═════ THE DATA
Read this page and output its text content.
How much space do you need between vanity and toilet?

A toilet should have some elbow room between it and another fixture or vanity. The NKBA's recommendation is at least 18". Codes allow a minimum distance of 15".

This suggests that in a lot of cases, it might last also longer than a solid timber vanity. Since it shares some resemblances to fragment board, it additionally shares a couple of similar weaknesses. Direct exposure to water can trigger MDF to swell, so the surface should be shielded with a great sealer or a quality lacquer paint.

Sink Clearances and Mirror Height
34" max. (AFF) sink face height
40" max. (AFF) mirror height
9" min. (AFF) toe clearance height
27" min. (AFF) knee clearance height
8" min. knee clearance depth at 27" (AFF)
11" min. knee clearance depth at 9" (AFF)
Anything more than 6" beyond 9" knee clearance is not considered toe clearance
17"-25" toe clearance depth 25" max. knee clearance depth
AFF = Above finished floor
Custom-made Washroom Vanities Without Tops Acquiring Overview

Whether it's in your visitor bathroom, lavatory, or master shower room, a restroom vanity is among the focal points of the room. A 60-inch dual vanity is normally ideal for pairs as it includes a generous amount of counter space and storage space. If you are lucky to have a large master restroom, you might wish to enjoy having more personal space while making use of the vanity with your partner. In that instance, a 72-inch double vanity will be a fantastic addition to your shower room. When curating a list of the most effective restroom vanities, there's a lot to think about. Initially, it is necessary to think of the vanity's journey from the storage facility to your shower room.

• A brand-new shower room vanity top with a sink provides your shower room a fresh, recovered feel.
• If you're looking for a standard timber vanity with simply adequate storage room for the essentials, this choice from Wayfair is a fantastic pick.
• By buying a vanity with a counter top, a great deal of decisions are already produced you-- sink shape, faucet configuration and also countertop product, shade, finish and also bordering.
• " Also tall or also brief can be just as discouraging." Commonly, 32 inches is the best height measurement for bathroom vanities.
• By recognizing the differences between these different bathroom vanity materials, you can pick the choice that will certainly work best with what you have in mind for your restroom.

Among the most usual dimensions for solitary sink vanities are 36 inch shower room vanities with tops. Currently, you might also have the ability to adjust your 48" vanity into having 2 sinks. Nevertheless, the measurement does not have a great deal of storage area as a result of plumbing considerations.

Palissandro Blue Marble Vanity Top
══════════
### EXERCISE DETAILS:
For each line above that contains the word "timber", copy that line.

### EXPECTED ANSWER:
This suggests that in a lot of cases, it might last also longer than a solid timber vanity. Since it shares some resemblances to fragment board, it additionally shares a couple of similar weaknesses. Direct exposure to water can trigger MDF to swell, so the surface should be shielded with a great sealer or a quality lacquer paint.
• If you're looking for a standard timber vanity with simply adequate storage room for the essentials, this choice from Wayfair is a fantastic pick.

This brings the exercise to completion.